++++ Dataset extract

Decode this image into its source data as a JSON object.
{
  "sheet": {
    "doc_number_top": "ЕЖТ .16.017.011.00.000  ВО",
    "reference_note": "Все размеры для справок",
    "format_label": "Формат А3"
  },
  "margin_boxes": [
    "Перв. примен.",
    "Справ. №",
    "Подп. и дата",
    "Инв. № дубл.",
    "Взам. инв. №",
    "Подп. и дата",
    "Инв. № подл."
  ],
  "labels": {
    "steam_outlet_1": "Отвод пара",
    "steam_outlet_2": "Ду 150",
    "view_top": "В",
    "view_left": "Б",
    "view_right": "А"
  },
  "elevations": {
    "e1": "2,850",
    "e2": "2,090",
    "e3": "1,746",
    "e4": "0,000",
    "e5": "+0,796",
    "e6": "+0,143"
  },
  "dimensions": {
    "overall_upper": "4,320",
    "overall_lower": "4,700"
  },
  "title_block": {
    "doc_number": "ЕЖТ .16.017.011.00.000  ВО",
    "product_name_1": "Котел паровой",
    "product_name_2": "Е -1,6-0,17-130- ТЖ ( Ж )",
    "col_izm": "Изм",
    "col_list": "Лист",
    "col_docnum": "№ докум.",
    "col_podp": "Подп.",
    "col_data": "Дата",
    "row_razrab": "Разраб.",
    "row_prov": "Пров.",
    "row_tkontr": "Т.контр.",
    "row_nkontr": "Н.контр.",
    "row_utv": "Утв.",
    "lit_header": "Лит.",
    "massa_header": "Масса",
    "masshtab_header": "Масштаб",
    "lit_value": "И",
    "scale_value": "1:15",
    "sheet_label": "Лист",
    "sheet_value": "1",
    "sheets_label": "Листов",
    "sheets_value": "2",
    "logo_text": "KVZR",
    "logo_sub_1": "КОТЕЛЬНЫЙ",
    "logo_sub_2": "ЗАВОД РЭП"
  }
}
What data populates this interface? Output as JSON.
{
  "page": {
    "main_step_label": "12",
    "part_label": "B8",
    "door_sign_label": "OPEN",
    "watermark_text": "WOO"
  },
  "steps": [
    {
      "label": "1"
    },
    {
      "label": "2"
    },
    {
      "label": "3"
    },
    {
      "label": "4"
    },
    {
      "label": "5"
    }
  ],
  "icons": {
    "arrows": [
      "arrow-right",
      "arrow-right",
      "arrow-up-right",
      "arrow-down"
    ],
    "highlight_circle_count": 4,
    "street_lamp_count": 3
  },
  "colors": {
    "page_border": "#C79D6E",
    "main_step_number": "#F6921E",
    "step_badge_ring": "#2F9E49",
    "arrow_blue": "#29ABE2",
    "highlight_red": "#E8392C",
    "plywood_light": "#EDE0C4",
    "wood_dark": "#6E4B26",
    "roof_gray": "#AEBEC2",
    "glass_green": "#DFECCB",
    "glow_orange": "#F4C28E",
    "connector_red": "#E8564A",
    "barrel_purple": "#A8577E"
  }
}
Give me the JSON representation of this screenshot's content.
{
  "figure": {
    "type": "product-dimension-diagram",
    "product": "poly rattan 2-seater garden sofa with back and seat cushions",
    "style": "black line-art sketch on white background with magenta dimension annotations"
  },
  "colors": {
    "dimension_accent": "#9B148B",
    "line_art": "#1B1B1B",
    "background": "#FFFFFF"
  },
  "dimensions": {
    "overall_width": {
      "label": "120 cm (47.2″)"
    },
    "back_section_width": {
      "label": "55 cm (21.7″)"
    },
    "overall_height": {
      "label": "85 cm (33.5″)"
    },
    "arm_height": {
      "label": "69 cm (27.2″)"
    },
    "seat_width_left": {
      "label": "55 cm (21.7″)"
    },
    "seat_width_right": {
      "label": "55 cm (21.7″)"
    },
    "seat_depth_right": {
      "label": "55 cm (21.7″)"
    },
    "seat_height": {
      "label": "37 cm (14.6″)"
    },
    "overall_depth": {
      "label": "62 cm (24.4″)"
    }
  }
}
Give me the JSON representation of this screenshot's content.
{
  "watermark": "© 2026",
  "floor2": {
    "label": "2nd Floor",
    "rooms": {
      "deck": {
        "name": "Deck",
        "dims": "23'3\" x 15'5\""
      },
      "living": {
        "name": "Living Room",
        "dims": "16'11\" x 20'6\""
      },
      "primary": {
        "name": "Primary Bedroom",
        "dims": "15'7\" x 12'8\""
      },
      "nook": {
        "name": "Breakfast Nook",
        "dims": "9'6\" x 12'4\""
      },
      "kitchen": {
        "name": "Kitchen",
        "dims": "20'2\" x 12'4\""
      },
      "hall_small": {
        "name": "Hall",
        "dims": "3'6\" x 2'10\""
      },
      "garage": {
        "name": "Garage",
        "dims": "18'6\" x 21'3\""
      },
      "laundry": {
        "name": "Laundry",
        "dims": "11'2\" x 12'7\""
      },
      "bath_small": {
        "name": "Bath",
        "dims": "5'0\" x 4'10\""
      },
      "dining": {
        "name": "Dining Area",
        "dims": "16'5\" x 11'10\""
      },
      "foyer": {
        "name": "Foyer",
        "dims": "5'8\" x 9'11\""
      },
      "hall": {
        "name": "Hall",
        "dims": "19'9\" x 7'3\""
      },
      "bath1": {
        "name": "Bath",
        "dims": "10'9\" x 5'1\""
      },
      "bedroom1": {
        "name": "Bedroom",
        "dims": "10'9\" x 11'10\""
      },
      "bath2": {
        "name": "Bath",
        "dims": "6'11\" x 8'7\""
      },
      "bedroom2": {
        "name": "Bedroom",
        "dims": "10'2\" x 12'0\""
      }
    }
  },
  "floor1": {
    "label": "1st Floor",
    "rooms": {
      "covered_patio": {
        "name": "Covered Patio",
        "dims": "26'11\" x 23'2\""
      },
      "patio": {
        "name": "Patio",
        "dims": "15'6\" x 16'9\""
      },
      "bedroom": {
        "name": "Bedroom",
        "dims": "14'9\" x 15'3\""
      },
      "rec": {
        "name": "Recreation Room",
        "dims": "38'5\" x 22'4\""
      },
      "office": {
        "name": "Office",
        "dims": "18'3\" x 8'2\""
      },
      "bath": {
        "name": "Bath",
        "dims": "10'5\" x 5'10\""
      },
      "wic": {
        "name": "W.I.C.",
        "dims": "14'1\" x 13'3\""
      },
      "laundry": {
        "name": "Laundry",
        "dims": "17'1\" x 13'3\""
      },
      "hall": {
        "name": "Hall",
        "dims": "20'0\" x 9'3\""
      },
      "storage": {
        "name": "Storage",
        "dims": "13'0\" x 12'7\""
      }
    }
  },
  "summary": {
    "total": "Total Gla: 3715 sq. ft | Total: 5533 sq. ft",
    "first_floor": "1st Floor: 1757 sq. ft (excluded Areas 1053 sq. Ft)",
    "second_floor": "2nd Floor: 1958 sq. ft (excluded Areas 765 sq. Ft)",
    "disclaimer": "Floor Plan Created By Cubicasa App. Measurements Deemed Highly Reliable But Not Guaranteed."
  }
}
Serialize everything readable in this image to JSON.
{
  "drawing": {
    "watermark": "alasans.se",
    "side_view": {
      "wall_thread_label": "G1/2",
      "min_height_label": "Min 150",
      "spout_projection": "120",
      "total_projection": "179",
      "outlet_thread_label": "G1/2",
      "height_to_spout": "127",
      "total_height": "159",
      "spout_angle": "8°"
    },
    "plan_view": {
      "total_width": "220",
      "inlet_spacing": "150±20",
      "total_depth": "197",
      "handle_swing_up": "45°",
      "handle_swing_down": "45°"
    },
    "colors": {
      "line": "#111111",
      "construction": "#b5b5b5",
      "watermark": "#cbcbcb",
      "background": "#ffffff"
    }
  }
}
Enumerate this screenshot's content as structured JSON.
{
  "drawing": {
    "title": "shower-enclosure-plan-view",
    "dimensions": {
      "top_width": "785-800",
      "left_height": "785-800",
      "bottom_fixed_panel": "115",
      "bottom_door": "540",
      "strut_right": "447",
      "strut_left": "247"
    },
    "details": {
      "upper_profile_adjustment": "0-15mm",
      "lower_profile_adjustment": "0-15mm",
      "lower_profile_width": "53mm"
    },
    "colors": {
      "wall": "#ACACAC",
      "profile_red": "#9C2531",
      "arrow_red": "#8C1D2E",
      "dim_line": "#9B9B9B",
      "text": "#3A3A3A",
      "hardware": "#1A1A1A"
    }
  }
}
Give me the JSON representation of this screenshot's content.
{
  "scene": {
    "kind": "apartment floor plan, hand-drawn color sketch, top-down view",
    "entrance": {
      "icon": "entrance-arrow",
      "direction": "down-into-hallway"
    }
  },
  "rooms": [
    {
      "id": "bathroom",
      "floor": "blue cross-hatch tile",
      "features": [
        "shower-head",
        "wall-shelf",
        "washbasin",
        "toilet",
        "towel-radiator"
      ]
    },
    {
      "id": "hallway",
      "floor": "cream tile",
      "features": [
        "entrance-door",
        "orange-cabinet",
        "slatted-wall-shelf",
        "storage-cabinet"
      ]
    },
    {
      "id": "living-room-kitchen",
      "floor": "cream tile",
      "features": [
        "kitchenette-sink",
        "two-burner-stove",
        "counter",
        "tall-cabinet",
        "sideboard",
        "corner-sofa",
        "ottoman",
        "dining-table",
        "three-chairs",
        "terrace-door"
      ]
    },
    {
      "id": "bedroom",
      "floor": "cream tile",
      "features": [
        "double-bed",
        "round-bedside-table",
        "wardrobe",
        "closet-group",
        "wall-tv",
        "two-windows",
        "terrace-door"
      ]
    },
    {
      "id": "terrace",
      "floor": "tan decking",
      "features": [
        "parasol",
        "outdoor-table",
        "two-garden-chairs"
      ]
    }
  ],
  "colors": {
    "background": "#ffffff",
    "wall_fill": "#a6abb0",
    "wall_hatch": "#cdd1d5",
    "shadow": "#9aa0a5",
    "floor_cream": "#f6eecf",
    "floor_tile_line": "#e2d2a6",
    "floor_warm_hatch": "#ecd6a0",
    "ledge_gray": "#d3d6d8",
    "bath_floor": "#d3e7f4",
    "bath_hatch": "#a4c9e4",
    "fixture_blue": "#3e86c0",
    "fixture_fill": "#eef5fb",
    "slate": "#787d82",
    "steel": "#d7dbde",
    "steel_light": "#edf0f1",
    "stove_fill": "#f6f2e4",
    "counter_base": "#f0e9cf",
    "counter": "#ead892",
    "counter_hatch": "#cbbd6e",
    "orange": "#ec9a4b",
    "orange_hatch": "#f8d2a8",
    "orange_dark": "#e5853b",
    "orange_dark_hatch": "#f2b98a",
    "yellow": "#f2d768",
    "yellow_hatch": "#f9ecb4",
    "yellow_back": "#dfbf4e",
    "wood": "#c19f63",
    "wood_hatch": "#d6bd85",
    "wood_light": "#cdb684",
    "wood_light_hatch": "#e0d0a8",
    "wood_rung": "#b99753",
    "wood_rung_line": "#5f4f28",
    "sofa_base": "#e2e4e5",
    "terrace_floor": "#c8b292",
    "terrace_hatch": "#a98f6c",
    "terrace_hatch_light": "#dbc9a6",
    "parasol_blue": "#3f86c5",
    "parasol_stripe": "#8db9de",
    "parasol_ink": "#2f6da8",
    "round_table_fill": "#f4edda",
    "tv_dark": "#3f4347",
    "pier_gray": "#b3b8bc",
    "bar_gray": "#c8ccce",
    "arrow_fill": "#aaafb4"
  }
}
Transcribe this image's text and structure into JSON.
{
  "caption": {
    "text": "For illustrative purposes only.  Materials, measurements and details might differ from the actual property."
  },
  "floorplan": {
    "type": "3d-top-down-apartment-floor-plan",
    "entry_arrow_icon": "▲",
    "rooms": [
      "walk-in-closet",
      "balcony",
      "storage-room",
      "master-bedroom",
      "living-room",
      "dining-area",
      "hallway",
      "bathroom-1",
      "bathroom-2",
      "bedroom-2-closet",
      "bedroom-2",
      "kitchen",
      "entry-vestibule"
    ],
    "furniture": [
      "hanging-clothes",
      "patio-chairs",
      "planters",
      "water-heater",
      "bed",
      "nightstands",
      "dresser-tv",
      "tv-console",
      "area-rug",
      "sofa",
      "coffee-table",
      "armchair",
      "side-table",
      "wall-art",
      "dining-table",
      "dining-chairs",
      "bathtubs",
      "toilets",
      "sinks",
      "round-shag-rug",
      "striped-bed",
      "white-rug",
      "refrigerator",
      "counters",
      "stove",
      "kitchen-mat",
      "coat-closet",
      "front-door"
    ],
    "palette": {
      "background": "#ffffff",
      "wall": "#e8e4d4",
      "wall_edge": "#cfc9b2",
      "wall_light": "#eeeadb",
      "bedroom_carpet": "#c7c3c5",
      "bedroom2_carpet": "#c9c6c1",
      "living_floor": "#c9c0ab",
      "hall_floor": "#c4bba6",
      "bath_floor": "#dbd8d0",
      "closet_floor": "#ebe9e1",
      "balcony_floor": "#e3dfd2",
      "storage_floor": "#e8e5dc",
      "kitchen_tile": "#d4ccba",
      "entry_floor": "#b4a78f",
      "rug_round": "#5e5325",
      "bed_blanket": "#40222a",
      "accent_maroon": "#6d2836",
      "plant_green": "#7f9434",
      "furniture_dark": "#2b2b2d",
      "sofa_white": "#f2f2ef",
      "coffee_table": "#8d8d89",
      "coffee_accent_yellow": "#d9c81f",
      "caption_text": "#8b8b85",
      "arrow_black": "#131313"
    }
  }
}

++++++++

## The exercise
Gather up the lines that contain the word "details".

## Result of the exercise
    "details": {
    "text": "For illustrative purposes only.  Materials, measurements and details might differ from the actual property."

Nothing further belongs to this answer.